• **EXERCISE**
What you produce should be every line from the data that includes "group".

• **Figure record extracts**
******************************
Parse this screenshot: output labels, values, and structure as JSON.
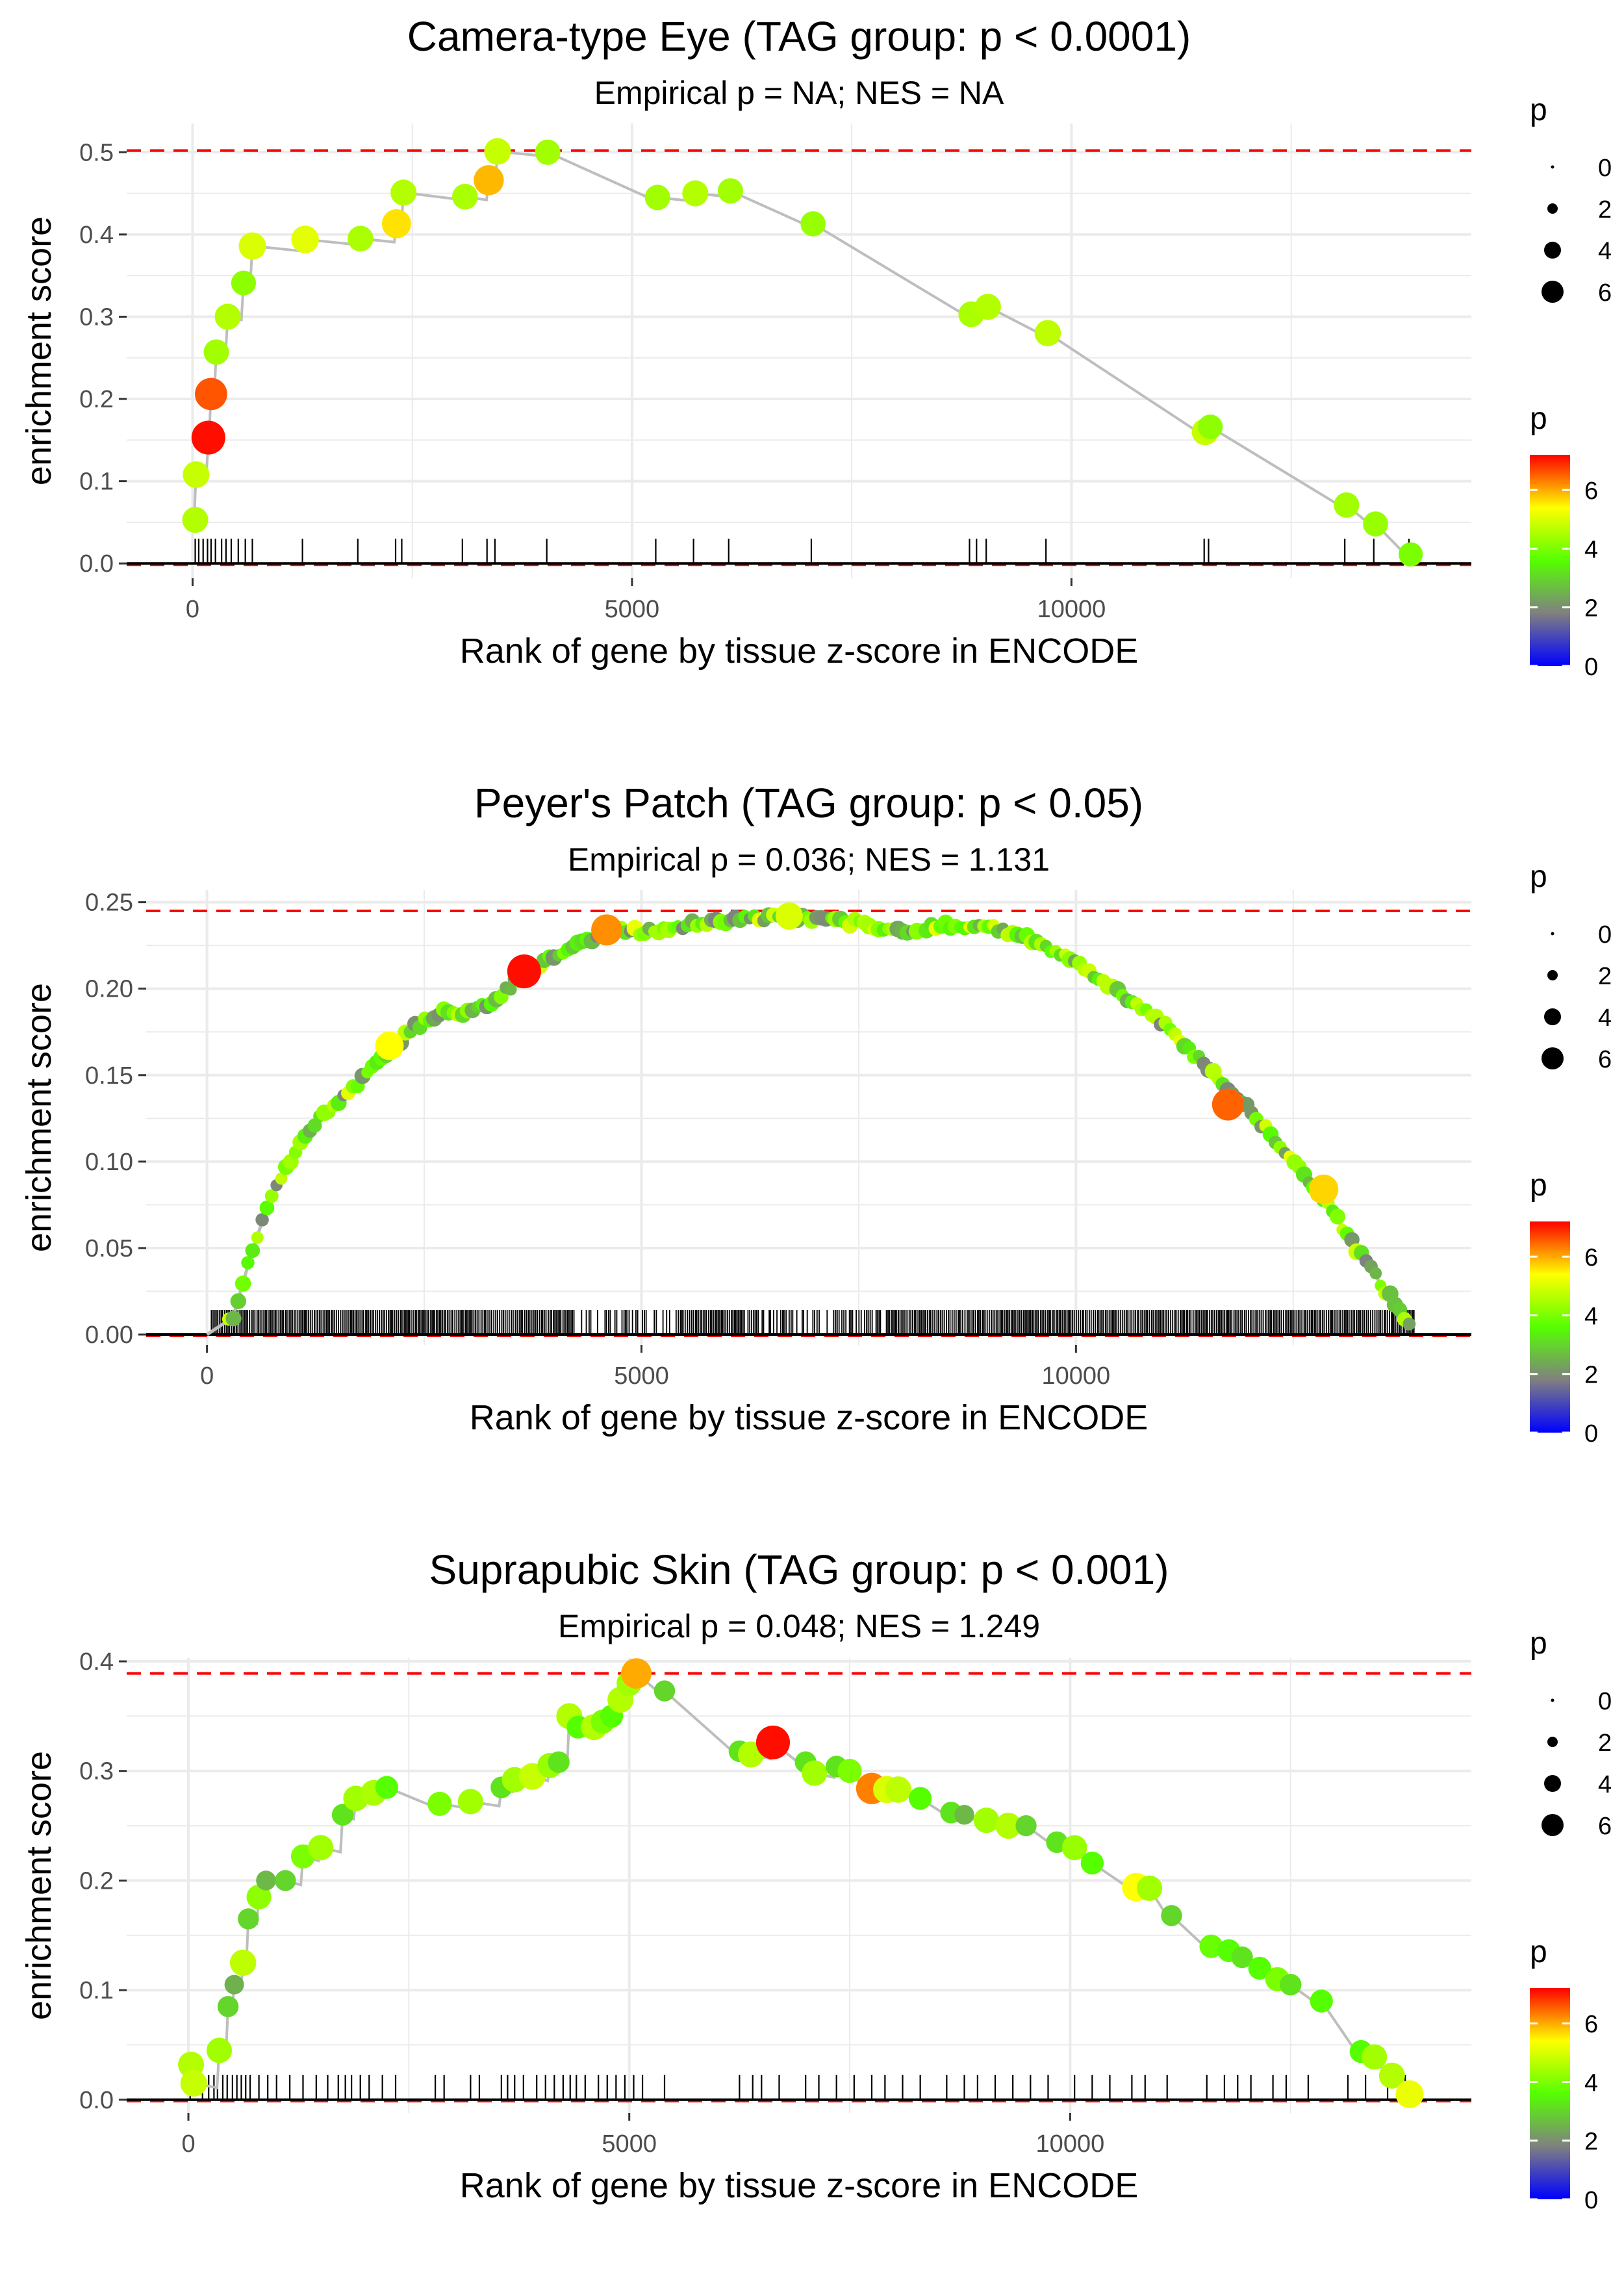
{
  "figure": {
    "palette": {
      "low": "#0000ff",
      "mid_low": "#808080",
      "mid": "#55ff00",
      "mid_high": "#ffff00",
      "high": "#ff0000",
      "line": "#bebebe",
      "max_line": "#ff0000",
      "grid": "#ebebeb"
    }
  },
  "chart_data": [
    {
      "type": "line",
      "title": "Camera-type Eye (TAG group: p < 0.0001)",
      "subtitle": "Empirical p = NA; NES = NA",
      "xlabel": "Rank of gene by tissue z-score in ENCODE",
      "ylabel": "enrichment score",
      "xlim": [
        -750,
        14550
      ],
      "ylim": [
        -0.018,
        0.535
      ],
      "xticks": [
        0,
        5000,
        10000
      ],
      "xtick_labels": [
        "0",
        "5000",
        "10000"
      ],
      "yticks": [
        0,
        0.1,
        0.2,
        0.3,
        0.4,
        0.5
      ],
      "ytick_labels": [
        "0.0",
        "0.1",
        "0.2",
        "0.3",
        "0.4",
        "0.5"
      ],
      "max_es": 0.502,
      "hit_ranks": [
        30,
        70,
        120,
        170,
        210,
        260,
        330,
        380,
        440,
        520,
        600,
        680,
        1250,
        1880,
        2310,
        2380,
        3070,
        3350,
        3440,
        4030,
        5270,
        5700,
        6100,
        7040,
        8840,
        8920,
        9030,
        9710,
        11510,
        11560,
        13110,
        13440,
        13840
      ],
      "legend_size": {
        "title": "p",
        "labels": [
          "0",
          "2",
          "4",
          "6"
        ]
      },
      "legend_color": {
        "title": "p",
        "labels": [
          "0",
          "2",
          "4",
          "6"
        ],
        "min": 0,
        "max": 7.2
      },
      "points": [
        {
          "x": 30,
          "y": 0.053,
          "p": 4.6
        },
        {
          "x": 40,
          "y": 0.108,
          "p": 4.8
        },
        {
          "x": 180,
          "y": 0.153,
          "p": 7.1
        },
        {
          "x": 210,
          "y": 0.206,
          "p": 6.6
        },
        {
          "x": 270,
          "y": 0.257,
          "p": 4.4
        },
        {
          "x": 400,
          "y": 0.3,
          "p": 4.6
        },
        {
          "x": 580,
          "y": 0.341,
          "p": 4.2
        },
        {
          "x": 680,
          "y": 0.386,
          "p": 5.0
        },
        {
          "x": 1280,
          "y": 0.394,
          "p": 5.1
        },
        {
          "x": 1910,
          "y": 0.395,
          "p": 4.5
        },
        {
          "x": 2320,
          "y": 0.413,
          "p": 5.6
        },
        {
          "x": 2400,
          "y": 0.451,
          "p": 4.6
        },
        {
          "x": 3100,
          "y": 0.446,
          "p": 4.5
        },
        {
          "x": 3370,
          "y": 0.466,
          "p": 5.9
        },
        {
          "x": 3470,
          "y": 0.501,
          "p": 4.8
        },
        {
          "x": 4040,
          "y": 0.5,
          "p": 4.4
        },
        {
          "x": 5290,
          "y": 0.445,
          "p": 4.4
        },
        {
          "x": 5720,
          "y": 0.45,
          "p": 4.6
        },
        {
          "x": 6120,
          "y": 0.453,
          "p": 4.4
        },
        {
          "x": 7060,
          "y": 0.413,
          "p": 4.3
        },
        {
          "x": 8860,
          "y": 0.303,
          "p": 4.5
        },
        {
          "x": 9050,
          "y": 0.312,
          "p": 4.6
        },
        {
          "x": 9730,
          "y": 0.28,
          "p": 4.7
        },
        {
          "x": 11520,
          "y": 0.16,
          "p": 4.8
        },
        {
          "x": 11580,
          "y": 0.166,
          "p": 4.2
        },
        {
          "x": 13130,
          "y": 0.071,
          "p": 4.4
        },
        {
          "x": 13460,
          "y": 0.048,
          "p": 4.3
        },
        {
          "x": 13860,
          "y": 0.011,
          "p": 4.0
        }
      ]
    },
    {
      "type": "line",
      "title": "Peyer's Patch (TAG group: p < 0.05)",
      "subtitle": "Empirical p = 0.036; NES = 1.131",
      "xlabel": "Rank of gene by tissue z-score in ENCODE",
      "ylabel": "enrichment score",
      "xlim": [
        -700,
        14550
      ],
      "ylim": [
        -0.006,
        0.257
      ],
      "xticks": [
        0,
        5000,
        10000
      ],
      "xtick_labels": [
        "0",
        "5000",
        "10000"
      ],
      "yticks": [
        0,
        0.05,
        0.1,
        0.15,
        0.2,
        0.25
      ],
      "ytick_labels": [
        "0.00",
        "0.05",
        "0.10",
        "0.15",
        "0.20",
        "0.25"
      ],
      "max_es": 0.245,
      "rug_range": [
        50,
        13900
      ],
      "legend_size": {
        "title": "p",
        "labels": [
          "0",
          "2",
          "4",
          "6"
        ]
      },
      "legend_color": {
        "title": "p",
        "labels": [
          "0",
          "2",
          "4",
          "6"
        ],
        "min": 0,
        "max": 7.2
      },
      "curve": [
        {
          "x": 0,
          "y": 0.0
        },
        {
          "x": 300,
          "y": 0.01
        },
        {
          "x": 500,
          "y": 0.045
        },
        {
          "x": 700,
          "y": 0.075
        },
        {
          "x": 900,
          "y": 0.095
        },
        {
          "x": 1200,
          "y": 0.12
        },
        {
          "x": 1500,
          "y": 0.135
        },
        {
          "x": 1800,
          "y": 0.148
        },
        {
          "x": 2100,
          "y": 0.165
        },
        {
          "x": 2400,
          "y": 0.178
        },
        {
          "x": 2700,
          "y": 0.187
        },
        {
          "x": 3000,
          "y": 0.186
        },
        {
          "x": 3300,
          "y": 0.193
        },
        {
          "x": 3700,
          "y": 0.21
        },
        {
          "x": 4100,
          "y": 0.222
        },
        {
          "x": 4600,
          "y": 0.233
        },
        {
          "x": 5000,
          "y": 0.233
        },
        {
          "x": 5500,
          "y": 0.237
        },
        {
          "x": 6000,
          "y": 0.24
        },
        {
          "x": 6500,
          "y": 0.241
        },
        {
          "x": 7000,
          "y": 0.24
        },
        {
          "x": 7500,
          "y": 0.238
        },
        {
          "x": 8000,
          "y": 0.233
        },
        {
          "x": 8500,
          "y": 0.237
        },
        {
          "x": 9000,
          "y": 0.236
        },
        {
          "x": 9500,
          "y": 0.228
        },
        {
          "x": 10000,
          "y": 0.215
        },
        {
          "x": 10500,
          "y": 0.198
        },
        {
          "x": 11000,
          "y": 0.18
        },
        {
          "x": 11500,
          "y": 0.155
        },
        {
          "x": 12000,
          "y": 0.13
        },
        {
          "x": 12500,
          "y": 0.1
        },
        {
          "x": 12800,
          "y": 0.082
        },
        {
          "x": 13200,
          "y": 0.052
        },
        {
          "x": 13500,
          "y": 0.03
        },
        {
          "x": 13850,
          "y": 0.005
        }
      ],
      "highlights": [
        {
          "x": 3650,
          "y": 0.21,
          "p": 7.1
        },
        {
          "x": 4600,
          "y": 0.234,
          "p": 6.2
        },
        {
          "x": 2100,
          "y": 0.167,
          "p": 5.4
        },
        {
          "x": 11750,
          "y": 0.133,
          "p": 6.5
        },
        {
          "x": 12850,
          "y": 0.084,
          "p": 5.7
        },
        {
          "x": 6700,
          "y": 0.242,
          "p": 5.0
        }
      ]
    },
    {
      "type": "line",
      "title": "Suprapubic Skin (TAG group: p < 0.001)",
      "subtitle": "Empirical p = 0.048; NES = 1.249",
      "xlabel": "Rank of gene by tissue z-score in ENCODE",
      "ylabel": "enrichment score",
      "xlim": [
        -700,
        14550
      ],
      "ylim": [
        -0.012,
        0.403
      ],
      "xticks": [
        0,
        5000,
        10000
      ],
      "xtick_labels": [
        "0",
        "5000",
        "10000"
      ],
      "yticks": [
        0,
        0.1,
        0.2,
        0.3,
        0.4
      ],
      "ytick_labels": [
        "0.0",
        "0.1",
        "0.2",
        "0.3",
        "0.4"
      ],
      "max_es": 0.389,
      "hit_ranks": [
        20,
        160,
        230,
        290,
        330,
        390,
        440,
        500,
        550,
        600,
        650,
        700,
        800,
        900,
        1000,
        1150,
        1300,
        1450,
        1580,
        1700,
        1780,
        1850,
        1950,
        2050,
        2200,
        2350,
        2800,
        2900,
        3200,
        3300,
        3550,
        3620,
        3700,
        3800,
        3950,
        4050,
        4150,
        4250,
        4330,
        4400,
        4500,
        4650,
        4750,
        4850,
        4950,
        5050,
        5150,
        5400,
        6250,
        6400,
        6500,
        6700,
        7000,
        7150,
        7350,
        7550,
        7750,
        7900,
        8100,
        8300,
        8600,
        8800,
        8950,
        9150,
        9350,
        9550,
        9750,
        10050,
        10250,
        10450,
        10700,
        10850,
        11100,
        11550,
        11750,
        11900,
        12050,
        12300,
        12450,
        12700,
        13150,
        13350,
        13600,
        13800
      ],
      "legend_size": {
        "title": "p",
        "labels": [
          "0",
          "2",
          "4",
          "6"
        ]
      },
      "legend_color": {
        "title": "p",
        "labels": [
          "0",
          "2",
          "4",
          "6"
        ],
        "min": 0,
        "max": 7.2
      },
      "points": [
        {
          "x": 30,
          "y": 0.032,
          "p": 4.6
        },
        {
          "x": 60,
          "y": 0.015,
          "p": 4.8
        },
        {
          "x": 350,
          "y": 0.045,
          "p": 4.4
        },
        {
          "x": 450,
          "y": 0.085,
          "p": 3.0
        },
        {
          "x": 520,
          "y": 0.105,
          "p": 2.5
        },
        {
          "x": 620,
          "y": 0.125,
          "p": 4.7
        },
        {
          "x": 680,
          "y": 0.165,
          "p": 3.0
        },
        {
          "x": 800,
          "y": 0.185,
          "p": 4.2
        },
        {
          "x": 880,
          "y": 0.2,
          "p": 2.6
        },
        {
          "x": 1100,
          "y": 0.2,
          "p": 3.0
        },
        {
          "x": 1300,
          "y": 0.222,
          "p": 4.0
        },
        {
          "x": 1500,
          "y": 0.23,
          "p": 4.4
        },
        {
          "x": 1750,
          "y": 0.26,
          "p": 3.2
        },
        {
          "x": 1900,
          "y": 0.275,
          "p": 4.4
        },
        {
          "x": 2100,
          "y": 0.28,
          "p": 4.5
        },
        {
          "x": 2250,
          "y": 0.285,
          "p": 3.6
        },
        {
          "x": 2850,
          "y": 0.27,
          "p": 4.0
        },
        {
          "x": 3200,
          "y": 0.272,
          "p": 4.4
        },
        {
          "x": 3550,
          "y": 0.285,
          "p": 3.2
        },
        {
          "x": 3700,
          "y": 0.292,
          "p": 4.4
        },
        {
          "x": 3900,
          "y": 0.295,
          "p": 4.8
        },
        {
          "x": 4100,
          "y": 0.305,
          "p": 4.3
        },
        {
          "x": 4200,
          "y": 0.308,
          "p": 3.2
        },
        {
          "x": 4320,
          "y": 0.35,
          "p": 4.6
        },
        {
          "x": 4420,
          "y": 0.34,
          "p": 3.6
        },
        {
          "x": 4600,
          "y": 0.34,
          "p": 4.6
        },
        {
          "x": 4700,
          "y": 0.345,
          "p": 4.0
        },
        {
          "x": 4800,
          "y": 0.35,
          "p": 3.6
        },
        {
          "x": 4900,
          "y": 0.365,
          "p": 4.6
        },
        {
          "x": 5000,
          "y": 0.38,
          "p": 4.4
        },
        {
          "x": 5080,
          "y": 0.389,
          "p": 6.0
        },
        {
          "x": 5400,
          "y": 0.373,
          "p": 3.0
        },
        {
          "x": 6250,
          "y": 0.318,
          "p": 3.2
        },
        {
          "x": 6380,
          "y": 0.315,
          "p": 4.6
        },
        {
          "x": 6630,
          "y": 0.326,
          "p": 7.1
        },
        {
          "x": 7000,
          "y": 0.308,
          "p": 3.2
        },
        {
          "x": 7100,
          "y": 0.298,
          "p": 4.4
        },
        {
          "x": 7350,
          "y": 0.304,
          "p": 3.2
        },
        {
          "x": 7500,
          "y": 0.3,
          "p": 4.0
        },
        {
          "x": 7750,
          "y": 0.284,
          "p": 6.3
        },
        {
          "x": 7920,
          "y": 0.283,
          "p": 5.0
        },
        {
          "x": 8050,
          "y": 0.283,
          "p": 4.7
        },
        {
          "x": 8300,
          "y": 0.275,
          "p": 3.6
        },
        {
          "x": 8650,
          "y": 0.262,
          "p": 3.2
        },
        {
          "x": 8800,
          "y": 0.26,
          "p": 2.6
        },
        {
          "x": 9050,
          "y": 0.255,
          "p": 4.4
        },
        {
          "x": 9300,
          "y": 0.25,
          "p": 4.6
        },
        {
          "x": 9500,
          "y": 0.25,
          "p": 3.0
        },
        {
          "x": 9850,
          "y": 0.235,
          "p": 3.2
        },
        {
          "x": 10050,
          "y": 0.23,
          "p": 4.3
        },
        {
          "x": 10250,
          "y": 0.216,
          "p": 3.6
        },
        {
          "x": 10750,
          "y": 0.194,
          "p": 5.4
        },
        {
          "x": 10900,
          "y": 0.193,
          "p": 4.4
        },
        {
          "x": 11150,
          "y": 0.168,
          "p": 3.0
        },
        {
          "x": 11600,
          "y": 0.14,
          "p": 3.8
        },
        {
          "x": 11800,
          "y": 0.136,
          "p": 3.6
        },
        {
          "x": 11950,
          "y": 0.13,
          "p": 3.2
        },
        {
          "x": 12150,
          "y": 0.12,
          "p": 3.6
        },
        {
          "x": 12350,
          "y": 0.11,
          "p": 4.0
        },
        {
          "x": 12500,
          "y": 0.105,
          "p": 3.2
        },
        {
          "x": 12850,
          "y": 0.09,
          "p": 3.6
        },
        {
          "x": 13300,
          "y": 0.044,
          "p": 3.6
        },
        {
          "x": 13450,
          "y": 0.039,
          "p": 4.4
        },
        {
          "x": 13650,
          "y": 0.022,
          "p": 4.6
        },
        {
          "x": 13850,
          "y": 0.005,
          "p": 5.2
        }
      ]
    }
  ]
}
******************************
• **RESULT**
      "title": "Camera-type Eye (TAG group: p < 0.0001)",
      "title": "Peyer's Patch (TAG group: p < 0.05)",
      "title": "Suprapubic Skin (TAG group: p < 0.001)",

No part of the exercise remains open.